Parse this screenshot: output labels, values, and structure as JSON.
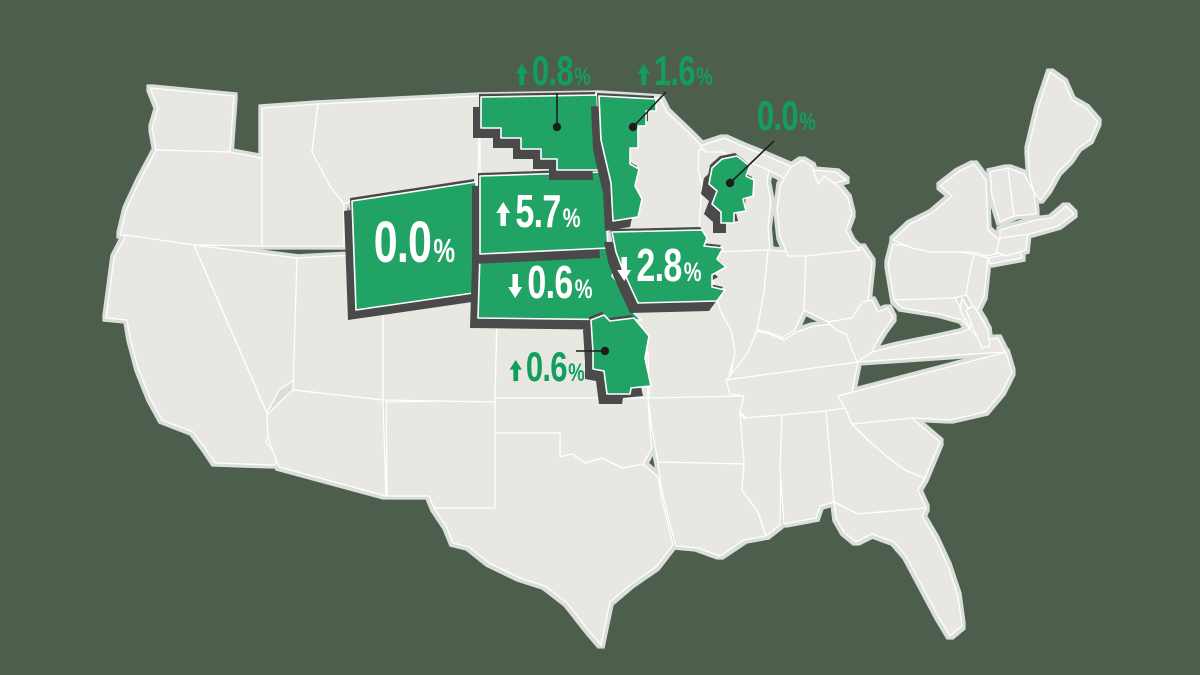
{
  "map": {
    "regions": [
      {
        "id": "wyoming",
        "value": "0.0",
        "direction": "none",
        "label_placement": "inside"
      },
      {
        "id": "south-dakota",
        "value": "5.7",
        "direction": "up",
        "label_placement": "inside"
      },
      {
        "id": "nebraska",
        "value": "0.6",
        "direction": "down",
        "label_placement": "inside"
      },
      {
        "id": "iowa",
        "value": "2.8",
        "direction": "down",
        "label_placement": "inside"
      },
      {
        "id": "north-dakota",
        "value": "0.8",
        "direction": "up",
        "label_placement": "callout"
      },
      {
        "id": "minnesota",
        "value": "1.6",
        "direction": "up",
        "label_placement": "callout"
      },
      {
        "id": "wisconsin-region",
        "value": "0.0",
        "direction": "none",
        "label_placement": "callout"
      },
      {
        "id": "missouri-region",
        "value": "0.6",
        "direction": "up",
        "label_placement": "callout"
      }
    ],
    "symbols": {
      "percent": "%"
    },
    "colors": {
      "background": "#4d5f4c",
      "land": "#e9e7e2",
      "state_border": "#ffffff",
      "highlight": "#22a366",
      "highlight_shadow": "#4a4a4a",
      "callout_text": "#129e5c",
      "inside_label_text": "#ffffff",
      "leader_line": "#1d1d1d"
    }
  }
}
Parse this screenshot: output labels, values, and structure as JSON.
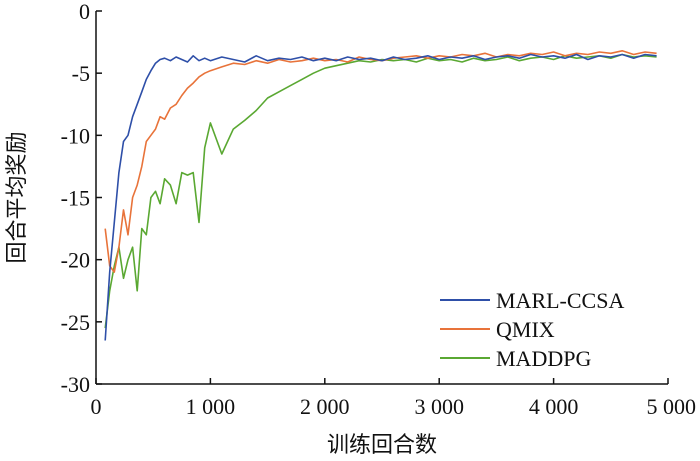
{
  "chart_data": {
    "type": "line",
    "xlabel": "训练回合数",
    "ylabel": "回合平均奖励",
    "xlim": [
      0,
      5000
    ],
    "ylim": [
      -30,
      0
    ],
    "x_ticks": [
      0,
      1000,
      2000,
      3000,
      4000,
      5000
    ],
    "x_tick_labels": [
      "0",
      "1 000",
      "2 000",
      "3 000",
      "4 000",
      "5 000"
    ],
    "y_ticks": [
      0,
      -5,
      -10,
      -15,
      -20,
      -25,
      -30
    ],
    "y_tick_labels": [
      "0",
      "-5",
      "-10",
      "-15",
      "-20",
      "-25",
      "-30"
    ],
    "grid": false,
    "legend_position": "bottom-right",
    "series": [
      {
        "name": "MARL-CCSA",
        "color": "#2e4fa8",
        "x": [
          80,
          120,
          160,
          200,
          240,
          280,
          320,
          360,
          400,
          440,
          480,
          520,
          560,
          600,
          650,
          700,
          750,
          800,
          850,
          900,
          950,
          1000,
          1100,
          1200,
          1300,
          1400,
          1500,
          1600,
          1700,
          1800,
          1900,
          2000,
          2100,
          2200,
          2300,
          2400,
          2500,
          2600,
          2700,
          2800,
          2900,
          3000,
          3100,
          3200,
          3300,
          3400,
          3500,
          3600,
          3700,
          3800,
          3900,
          4000,
          4100,
          4200,
          4300,
          4400,
          4500,
          4600,
          4700,
          4800,
          4900
        ],
        "y": [
          -26.5,
          -21,
          -17,
          -13,
          -10.5,
          -10,
          -8.5,
          -7.5,
          -6.5,
          -5.5,
          -4.8,
          -4.2,
          -3.9,
          -3.8,
          -4.0,
          -3.7,
          -3.9,
          -4.1,
          -3.6,
          -4.0,
          -3.8,
          -4.0,
          -3.7,
          -3.9,
          -4.1,
          -3.6,
          -4.0,
          -3.8,
          -3.9,
          -3.7,
          -4.0,
          -3.8,
          -4.0,
          -3.7,
          -3.9,
          -3.8,
          -4.0,
          -3.7,
          -3.9,
          -3.8,
          -3.6,
          -3.9,
          -3.7,
          -3.8,
          -3.6,
          -3.9,
          -3.7,
          -3.6,
          -3.8,
          -3.5,
          -3.7,
          -3.6,
          -3.8,
          -3.5,
          -3.9,
          -3.6,
          -3.7,
          -3.5,
          -3.8,
          -3.5,
          -3.6
        ]
      },
      {
        "name": "QMIX",
        "color": "#e8733a",
        "x": [
          80,
          120,
          160,
          200,
          240,
          280,
          320,
          360,
          400,
          440,
          480,
          520,
          560,
          600,
          650,
          700,
          750,
          800,
          850,
          900,
          950,
          1000,
          1100,
          1200,
          1300,
          1400,
          1500,
          1600,
          1700,
          1800,
          1900,
          2000,
          2100,
          2200,
          2300,
          2400,
          2500,
          2600,
          2700,
          2800,
          2900,
          3000,
          3100,
          3200,
          3300,
          3400,
          3500,
          3600,
          3700,
          3800,
          3900,
          4000,
          4100,
          4200,
          4300,
          4400,
          4500,
          4600,
          4700,
          4800,
          4900
        ],
        "y": [
          -17.5,
          -20.5,
          -21,
          -19,
          -16,
          -18,
          -15,
          -14,
          -12.5,
          -10.5,
          -10,
          -9.5,
          -8.5,
          -8.7,
          -7.8,
          -7.5,
          -6.8,
          -6.2,
          -5.8,
          -5.3,
          -5.0,
          -4.8,
          -4.5,
          -4.2,
          -4.3,
          -4.0,
          -4.2,
          -3.9,
          -4.1,
          -4.0,
          -3.8,
          -4.0,
          -3.9,
          -4.1,
          -3.7,
          -3.9,
          -4.0,
          -3.8,
          -3.7,
          -3.6,
          -3.8,
          -3.6,
          -3.7,
          -3.5,
          -3.6,
          -3.4,
          -3.7,
          -3.5,
          -3.6,
          -3.4,
          -3.5,
          -3.3,
          -3.6,
          -3.4,
          -3.5,
          -3.3,
          -3.4,
          -3.2,
          -3.5,
          -3.3,
          -3.4
        ]
      },
      {
        "name": "MADDPG",
        "color": "#5aa832",
        "x": [
          80,
          120,
          160,
          200,
          240,
          280,
          320,
          360,
          400,
          440,
          480,
          520,
          560,
          600,
          650,
          700,
          750,
          800,
          850,
          900,
          950,
          1000,
          1100,
          1200,
          1300,
          1400,
          1500,
          1600,
          1700,
          1800,
          1900,
          2000,
          2100,
          2200,
          2300,
          2400,
          2500,
          2600,
          2700,
          2800,
          2900,
          3000,
          3100,
          3200,
          3300,
          3400,
          3500,
          3600,
          3700,
          3800,
          3900,
          4000,
          4100,
          4200,
          4300,
          4400,
          4500,
          4600,
          4700,
          4800,
          4900
        ],
        "y": [
          -25.5,
          -22.5,
          -20.5,
          -19,
          -21.5,
          -20,
          -19,
          -22.5,
          -17.5,
          -18,
          -15,
          -14.5,
          -15.5,
          -13.5,
          -14,
          -15.5,
          -13,
          -13.2,
          -13,
          -17,
          -11,
          -9,
          -11.5,
          -9.5,
          -8.8,
          -8,
          -7,
          -6.5,
          -6,
          -5.5,
          -5.0,
          -4.6,
          -4.4,
          -4.2,
          -4.0,
          -4.1,
          -3.9,
          -4.0,
          -3.9,
          -4.1,
          -3.8,
          -4.0,
          -3.9,
          -4.1,
          -3.8,
          -4.0,
          -3.9,
          -3.7,
          -4.0,
          -3.8,
          -3.7,
          -3.9,
          -3.6,
          -3.8,
          -3.7,
          -3.6,
          -3.8,
          -3.5,
          -3.7,
          -3.6,
          -3.7
        ]
      }
    ]
  }
}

» **Problem to work on**: Repeat the lines above exactly, and keep every picture out.

» **Result for this exercise**:
Parse this screenshot: output labels, values, and structure as JSON.
{
  "map": {
    "regions": [
      {
        "id": "wyoming",
        "value": "0.0",
        "direction": "none",
        "label_placement": "inside"
      },
      {
        "id": "south-dakota",
        "value": "5.7",
        "direction": "up",
        "label_placement": "inside"
      },
      {
        "id": "nebraska",
        "value": "0.6",
        "direction": "down",
        "label_placement": "inside"
      },
      {
        "id": "iowa",
        "value": "2.8",
        "direction": "down",
        "label_placement": "inside"
      },
      {
        "id": "north-dakota",
        "value": "0.8",
        "direction": "up",
        "label_placement": "callout"
      },
      {
        "id": "minnesota",
        "value": "1.6",
        "direction": "up",
        "label_placement": "callout"
      },
      {
        "id": "wisconsin-region",
        "value": "0.0",
        "direction": "none",
        "label_placement": "callout"
      },
      {
        "id": "missouri-region",
        "value": "0.6",
        "direction": "up",
        "label_placement": "callout"
      }
    ],
    "symbols": {
      "percent": "%"
    },
    "colors": {
      "background": "#4d5f4c",
      "land": "#e9e7e2",
      "state_border": "#ffffff",
      "highlight": "#22a366",
      "highlight_shadow": "#4a4a4a",
      "callout_text": "#129e5c",
      "inside_label_text": "#ffffff",
      "leader_line": "#1d1d1d"
    }
  }
}
Parse this screenshot: output labels, values, and structure as JSON.
{
  "chart_data": {
    "type": "line",
    "xlabel": "训练回合数",
    "ylabel": "回合平均奖励",
    "xlim": [
      0,
      5000
    ],
    "ylim": [
      -30,
      0
    ],
    "x_ticks": [
      0,
      1000,
      2000,
      3000,
      4000,
      5000
    ],
    "x_tick_labels": [
      "0",
      "1 000",
      "2 000",
      "3 000",
      "4 000",
      "5 000"
    ],
    "y_ticks": [
      0,
      -5,
      -10,
      -15,
      -20,
      -25,
      -30
    ],
    "y_tick_labels": [
      "0",
      "-5",
      "-10",
      "-15",
      "-20",
      "-25",
      "-30"
    ],
    "grid": false,
    "legend_position": "bottom-right",
    "series": [
      {
        "name": "MARL-CCSA",
        "color": "#2e4fa8",
        "x": [
          80,
          120,
          160,
          200,
          240,
          280,
          320,
          360,
          400,
          440,
          480,
          520,
          560,
          600,
          650,
          700,
          750,
          800,
          850,
          900,
          950,
          1000,
          1100,
          1200,
          1300,
          1400,
          1500,
          1600,
          1700,
          1800,
          1900,
          2000,
          2100,
          2200,
          2300,
          2400,
          2500,
          2600,
          2700,
          2800,
          2900,
          3000,
          3100,
          3200,
          3300,
          3400,
          3500,
          3600,
          3700,
          3800,
          3900,
          4000,
          4100,
          4200,
          4300,
          4400,
          4500,
          4600,
          4700,
          4800,
          4900
        ],
        "y": [
          -26.5,
          -21,
          -17,
          -13,
          -10.5,
          -10,
          -8.5,
          -7.5,
          -6.5,
          -5.5,
          -4.8,
          -4.2,
          -3.9,
          -3.8,
          -4.0,
          -3.7,
          -3.9,
          -4.1,
          -3.6,
          -4.0,
          -3.8,
          -4.0,
          -3.7,
          -3.9,
          -4.1,
          -3.6,
          -4.0,
          -3.8,
          -3.9,
          -3.7,
          -4.0,
          -3.8,
          -4.0,
          -3.7,
          -3.9,
          -3.8,
          -4.0,
          -3.7,
          -3.9,
          -3.8,
          -3.6,
          -3.9,
          -3.7,
          -3.8,
          -3.6,
          -3.9,
          -3.7,
          -3.6,
          -3.8,
          -3.5,
          -3.7,
          -3.6,
          -3.8,
          -3.5,
          -3.9,
          -3.6,
          -3.7,
          -3.5,
          -3.8,
          -3.5,
          -3.6
        ]
      },
      {
        "name": "QMIX",
        "color": "#e8733a",
        "x": [
          80,
          120,
          160,
          200,
          240,
          280,
          320,
          360,
          400,
          440,
          480,
          520,
          560,
          600,
          650,
          700,
          750,
          800,
          850,
          900,
          950,
          1000,
          1100,
          1200,
          1300,
          1400,
          1500,
          1600,
          1700,
          1800,
          1900,
          2000,
          2100,
          2200,
          2300,
          2400,
          2500,
          2600,
          2700,
          2800,
          2900,
          3000,
          3100,
          3200,
          3300,
          3400,
          3500,
          3600,
          3700,
          3800,
          3900,
          4000,
          4100,
          4200,
          4300,
          4400,
          4500,
          4600,
          4700,
          4800,
          4900
        ],
        "y": [
          -17.5,
          -20.5,
          -21,
          -19,
          -16,
          -18,
          -15,
          -14,
          -12.5,
          -10.5,
          -10,
          -9.5,
          -8.5,
          -8.7,
          -7.8,
          -7.5,
          -6.8,
          -6.2,
          -5.8,
          -5.3,
          -5.0,
          -4.8,
          -4.5,
          -4.2,
          -4.3,
          -4.0,
          -4.2,
          -3.9,
          -4.1,
          -4.0,
          -3.8,
          -4.0,
          -3.9,
          -4.1,
          -3.7,
          -3.9,
          -4.0,
          -3.8,
          -3.7,
          -3.6,
          -3.8,
          -3.6,
          -3.7,
          -3.5,
          -3.6,
          -3.4,
          -3.7,
          -3.5,
          -3.6,
          -3.4,
          -3.5,
          -3.3,
          -3.6,
          -3.4,
          -3.5,
          -3.3,
          -3.4,
          -3.2,
          -3.5,
          -3.3,
          -3.4
        ]
      },
      {
        "name": "MADDPG",
        "color": "#5aa832",
        "x": [
          80,
          120,
          160,
          200,
          240,
          280,
          320,
          360,
          400,
          440,
          480,
          520,
          560,
          600,
          650,
          700,
          750,
          800,
          850,
          900,
          950,
          1000,
          1100,
          1200,
          1300,
          1400,
          1500,
          1600,
          1700,
          1800,
          1900,
          2000,
          2100,
          2200,
          2300,
          2400,
          2500,
          2600,
          2700,
          2800,
          2900,
          3000,
          3100,
          3200,
          3300,
          3400,
          3500,
          3600,
          3700,
          3800,
          3900,
          4000,
          4100,
          4200,
          4300,
          4400,
          4500,
          4600,
          4700,
          4800,
          4900
        ],
        "y": [
          -25.5,
          -22.5,
          -20.5,
          -19,
          -21.5,
          -20,
          -19,
          -22.5,
          -17.5,
          -18,
          -15,
          -14.5,
          -15.5,
          -13.5,
          -14,
          -15.5,
          -13,
          -13.2,
          -13,
          -17,
          -11,
          -9,
          -11.5,
          -9.5,
          -8.8,
          -8,
          -7,
          -6.5,
          -6,
          -5.5,
          -5.0,
          -4.6,
          -4.4,
          -4.2,
          -4.0,
          -4.1,
          -3.9,
          -4.0,
          -3.9,
          -4.1,
          -3.8,
          -4.0,
          -3.9,
          -4.1,
          -3.8,
          -4.0,
          -3.9,
          -3.7,
          -4.0,
          -3.8,
          -3.7,
          -3.9,
          -3.6,
          -3.8,
          -3.7,
          -3.6,
          -3.8,
          -3.5,
          -3.7,
          -3.6,
          -3.7
        ]
      }
    ]
  }
}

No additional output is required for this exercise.